## Your task
Pull out every line with the word "this" from the entries below.

## Information shown

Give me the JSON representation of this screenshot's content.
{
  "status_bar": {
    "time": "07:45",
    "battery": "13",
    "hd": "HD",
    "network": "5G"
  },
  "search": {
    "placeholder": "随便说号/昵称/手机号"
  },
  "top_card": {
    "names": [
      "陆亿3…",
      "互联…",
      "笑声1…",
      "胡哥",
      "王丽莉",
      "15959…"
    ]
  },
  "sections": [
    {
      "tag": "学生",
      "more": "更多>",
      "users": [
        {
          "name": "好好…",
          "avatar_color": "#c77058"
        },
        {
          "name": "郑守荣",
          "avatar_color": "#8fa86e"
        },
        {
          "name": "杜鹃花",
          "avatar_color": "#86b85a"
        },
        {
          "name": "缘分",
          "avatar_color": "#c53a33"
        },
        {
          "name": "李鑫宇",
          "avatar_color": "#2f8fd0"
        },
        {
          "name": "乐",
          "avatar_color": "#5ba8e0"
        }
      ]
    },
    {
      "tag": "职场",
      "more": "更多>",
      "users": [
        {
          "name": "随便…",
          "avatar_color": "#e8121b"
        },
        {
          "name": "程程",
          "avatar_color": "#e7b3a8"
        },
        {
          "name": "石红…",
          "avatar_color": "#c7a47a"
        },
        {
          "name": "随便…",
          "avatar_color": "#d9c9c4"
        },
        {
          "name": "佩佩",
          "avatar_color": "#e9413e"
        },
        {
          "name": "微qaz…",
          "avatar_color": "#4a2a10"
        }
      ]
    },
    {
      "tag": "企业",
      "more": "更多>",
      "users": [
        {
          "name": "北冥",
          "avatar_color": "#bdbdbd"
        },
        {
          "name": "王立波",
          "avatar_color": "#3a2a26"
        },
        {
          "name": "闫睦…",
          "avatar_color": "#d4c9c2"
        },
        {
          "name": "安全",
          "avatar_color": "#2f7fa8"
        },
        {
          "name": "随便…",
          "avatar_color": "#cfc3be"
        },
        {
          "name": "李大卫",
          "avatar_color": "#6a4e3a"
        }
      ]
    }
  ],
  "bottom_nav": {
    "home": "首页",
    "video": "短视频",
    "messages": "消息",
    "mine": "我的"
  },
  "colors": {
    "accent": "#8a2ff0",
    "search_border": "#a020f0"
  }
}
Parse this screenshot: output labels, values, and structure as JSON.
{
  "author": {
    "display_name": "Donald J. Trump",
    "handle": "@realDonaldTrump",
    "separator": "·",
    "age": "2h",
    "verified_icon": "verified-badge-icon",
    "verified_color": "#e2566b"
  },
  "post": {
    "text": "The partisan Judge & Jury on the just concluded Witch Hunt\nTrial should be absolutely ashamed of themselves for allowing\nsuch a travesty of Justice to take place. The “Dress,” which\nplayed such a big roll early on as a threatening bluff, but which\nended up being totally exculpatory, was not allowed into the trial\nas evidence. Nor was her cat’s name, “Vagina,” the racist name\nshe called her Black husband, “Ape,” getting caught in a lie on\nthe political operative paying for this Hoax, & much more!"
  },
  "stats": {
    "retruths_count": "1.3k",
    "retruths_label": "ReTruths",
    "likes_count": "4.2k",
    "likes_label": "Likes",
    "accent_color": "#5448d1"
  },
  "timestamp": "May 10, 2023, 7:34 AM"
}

## Reply to the task
Give me the JSON representation of this screenshot's content.
Parse this screenshot: output labels, values, and structure as JSON.
    "text": "The partisan Judge & Jury on the just concluded Witch Hunt\nTrial should be absolutely ashamed of themselves for allowing\nsuch a travesty of Justice to take place. The “Dress,” which\nplayed such a big roll early on as a threatening bluff, but which\nended up being totally exculpatory, was not allowed into the trial\nas evidence. Nor was her cat’s name, “Vagina,” the racist name\nshe called her Black husband, “Ape,” getting caught in a lie on\nthe political operative paying for this Hoax, & much more!"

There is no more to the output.